PROVIDED RECORDS ->
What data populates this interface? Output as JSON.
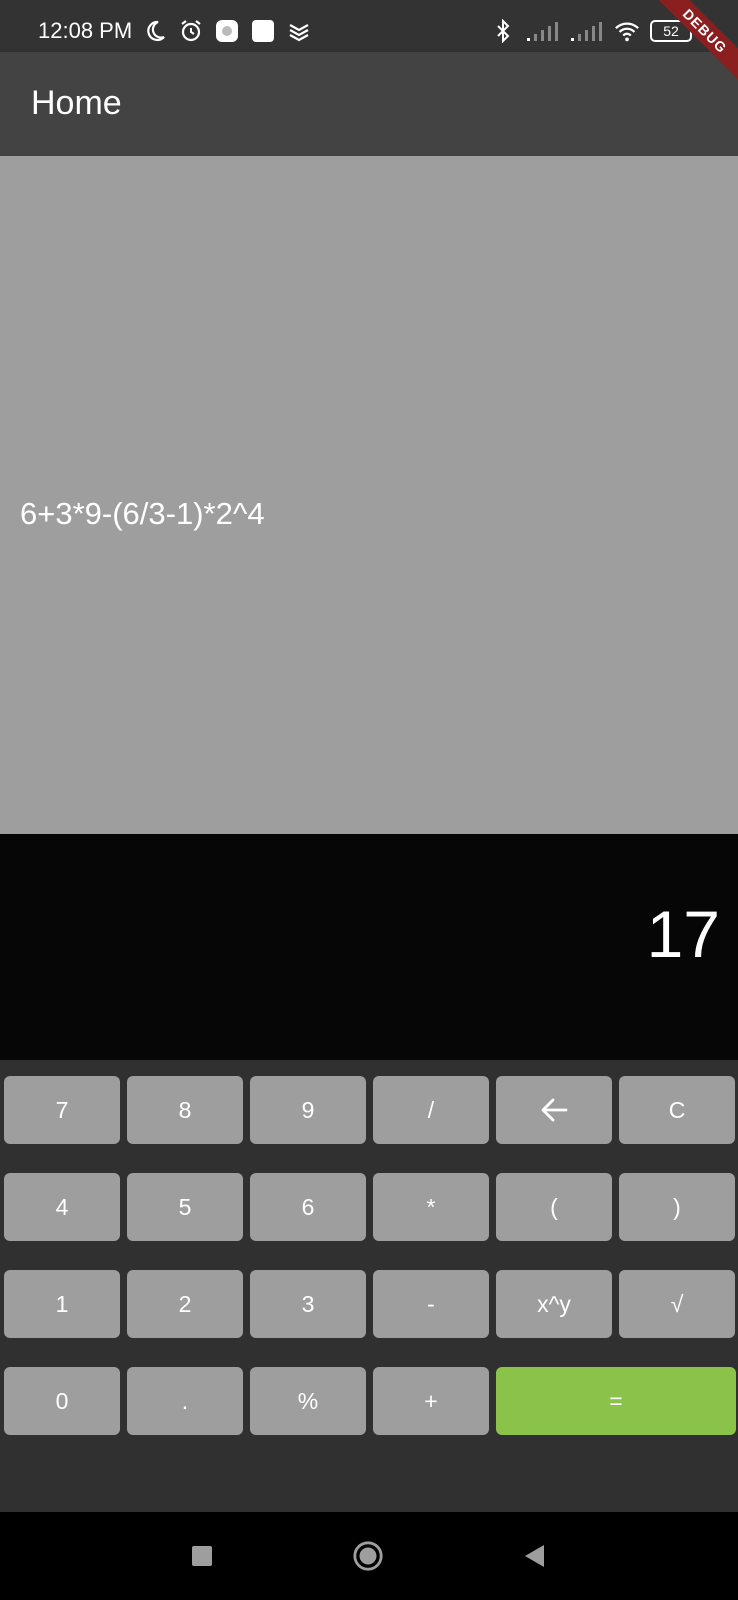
{
  "status_bar": {
    "time": "12:08 PM",
    "battery": "52",
    "icons_left": [
      "moon-icon",
      "alarm-icon",
      "app-notification-icon",
      "square-notification-icon",
      "layers-icon"
    ],
    "icons_right": [
      "bluetooth-icon",
      "signal-icon",
      "signal-icon",
      "wifi-icon",
      "battery-icon"
    ]
  },
  "debug_banner": "DEBUG",
  "app_bar": {
    "title": "Home"
  },
  "expression": "6+3*9-(6/3-1)*2^4",
  "result": "17",
  "keypad": {
    "rows": [
      [
        "7",
        "8",
        "9",
        "/",
        "←",
        "C"
      ],
      [
        "4",
        "5",
        "6",
        "*",
        "(",
        ")"
      ],
      [
        "1",
        "2",
        "3",
        "-",
        "x^y",
        "√"
      ],
      [
        "0",
        ".",
        "%",
        "+",
        "="
      ]
    ]
  },
  "colors": {
    "status_bar": "#333333",
    "app_bar": "#434343",
    "expression_bg": "#9e9e9e",
    "result_bg": "#060606",
    "keypad_bg": "#303030",
    "key_bg": "#9e9e9e",
    "equals_bg": "#8bc34a"
  },
  "nav_bar": {
    "buttons": [
      "recents-square-icon",
      "home-circle-icon",
      "back-triangle-icon"
    ]
  }
}
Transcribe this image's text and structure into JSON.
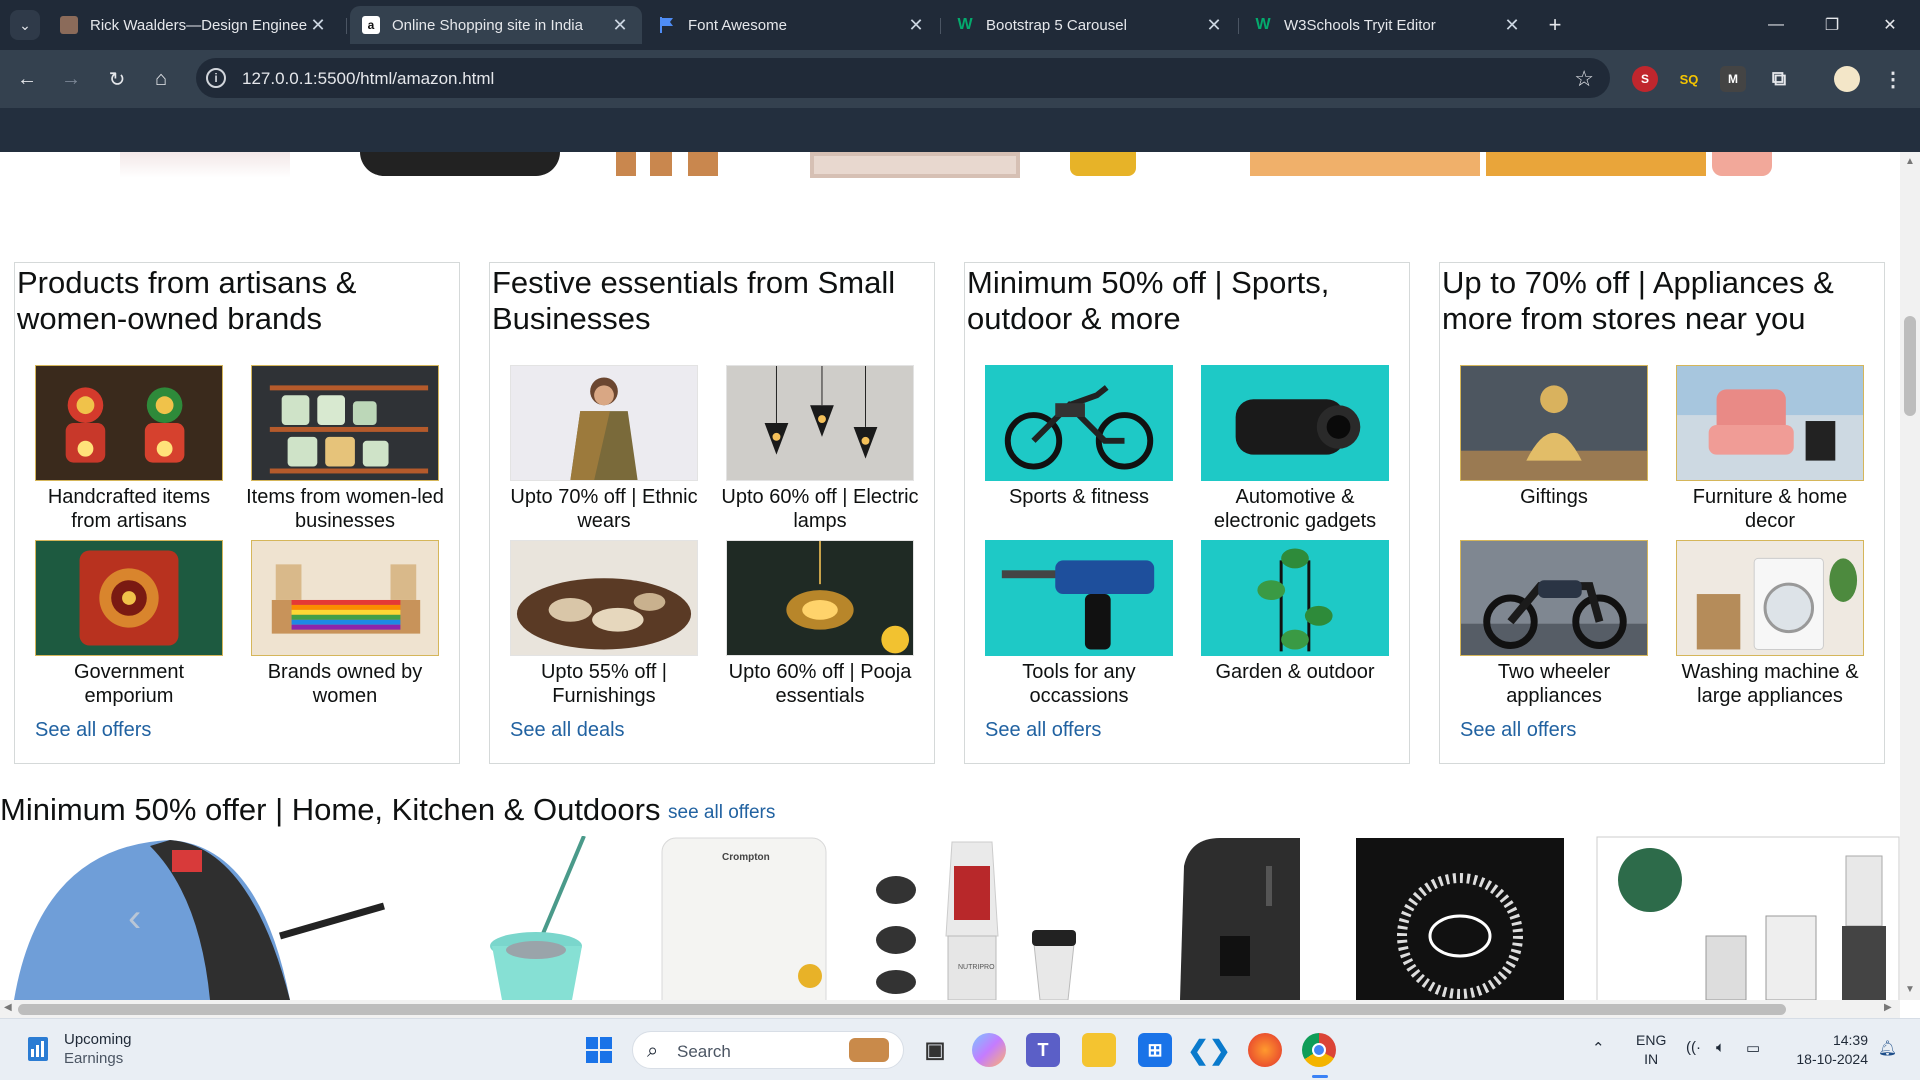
{
  "browser": {
    "tabs": [
      {
        "title": "Rick Waalders—Design Enginee",
        "favicon": "person-photo-icon",
        "active": false
      },
      {
        "title": "Online Shopping site in India",
        "favicon": "amazon-icon",
        "active": true
      },
      {
        "title": "Font Awesome",
        "favicon": "font-awesome-flag-icon",
        "active": false
      },
      {
        "title": "Bootstrap 5 Carousel",
        "favicon": "w3schools-icon",
        "active": false
      },
      {
        "title": "W3Schools Tryit Editor",
        "favicon": "w3schools-icon",
        "active": false
      }
    ],
    "url": "127.0.0.1:5500/html/amazon.html"
  },
  "cards": [
    {
      "title": "Products from artisans & women-owned brands",
      "tiles": [
        {
          "label": "Handcrafted items from artisans",
          "image": "handcrafted-dolls-image"
        },
        {
          "label": "Items from women-led businesses",
          "image": "storage-jars-shelf-image"
        },
        {
          "label": "Government emporium",
          "image": "embroidered-cushion-image"
        },
        {
          "label": "Brands owned by women",
          "image": "rainbow-table-runner-image"
        }
      ],
      "link": "See all offers"
    },
    {
      "title": "Festive essentials from Small Businesses",
      "tiles": [
        {
          "label": "Upto 70% off | Ethnic wears",
          "image": "saree-model-image"
        },
        {
          "label": "Upto 60% off | Electric lamps",
          "image": "pendant-lamps-image"
        },
        {
          "label": "Upto 55% off | Furnishings",
          "image": "shaggy-rug-image"
        },
        {
          "label": "Upto 60% off | Pooja essentials",
          "image": "brass-lantern-image"
        }
      ],
      "link": "See all deals"
    },
    {
      "title": "Minimum 50% off | Sports, outdoor & more",
      "tiles": [
        {
          "label": "Sports & fitness",
          "image": "electric-bicycle-image"
        },
        {
          "label": "Automotive & electronic gadgets",
          "image": "dash-camera-image"
        },
        {
          "label": "Tools for any occassions",
          "image": "rotary-hammer-drill-image"
        },
        {
          "label": "Garden & outdoor",
          "image": "plant-stand-image"
        }
      ],
      "link": "See all offers"
    },
    {
      "title": "Up to 70% off | Appliances & more from stores near you",
      "tiles": [
        {
          "label": "Giftings",
          "image": "buddha-statue-image"
        },
        {
          "label": "Furniture & home decor",
          "image": "pink-armchair-image"
        },
        {
          "label": "Two wheeler appliances",
          "image": "motorcycle-image"
        },
        {
          "label": "Washing machine & large appliances",
          "image": "washing-machine-image"
        }
      ],
      "link": "See all offers"
    }
  ],
  "section": {
    "title": "Minimum 50% offer | Home, Kitchen & Outdoors",
    "link": "see all offers",
    "carousel_items": [
      {
        "image": "blue-sandwich-maker-image"
      },
      {
        "image": "spin-mop-bucket-image"
      },
      {
        "image": "crompton-water-heater-image",
        "brand_text": "Crompton"
      },
      {
        "image": "nutripro-blender-image",
        "brand_text": "NUTRIPRO"
      },
      {
        "image": "black-water-purifier-image"
      },
      {
        "image": "induction-cooktop-image"
      },
      {
        "image": "mixer-grinder-set-image"
      }
    ]
  },
  "taskbar": {
    "weather_title": "Upcoming",
    "weather_sub": "Earnings",
    "search_placeholder": "Search",
    "lang_line1": "ENG",
    "lang_line2": "IN",
    "time": "14:39",
    "date": "18-10-2024"
  },
  "colors": {
    "chrome_dark": "#202a38",
    "chrome_toolbar": "#34414f",
    "amazon_nav": "#232f3e",
    "link": "#2162a1",
    "tile_border": "#d5b65a",
    "teal_bg": "#1ec9c6"
  }
}
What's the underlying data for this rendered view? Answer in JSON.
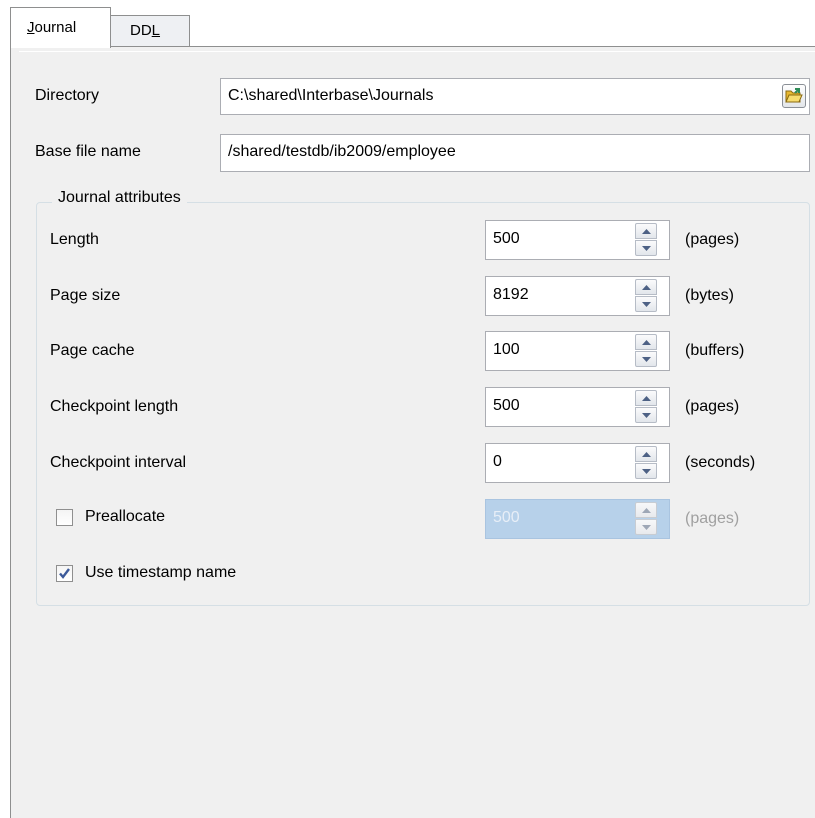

GIVEN TASK -> Your reply is one number: how many lines of the records above contain the word "women".

SOLUTION FOR THIS TASK -> 3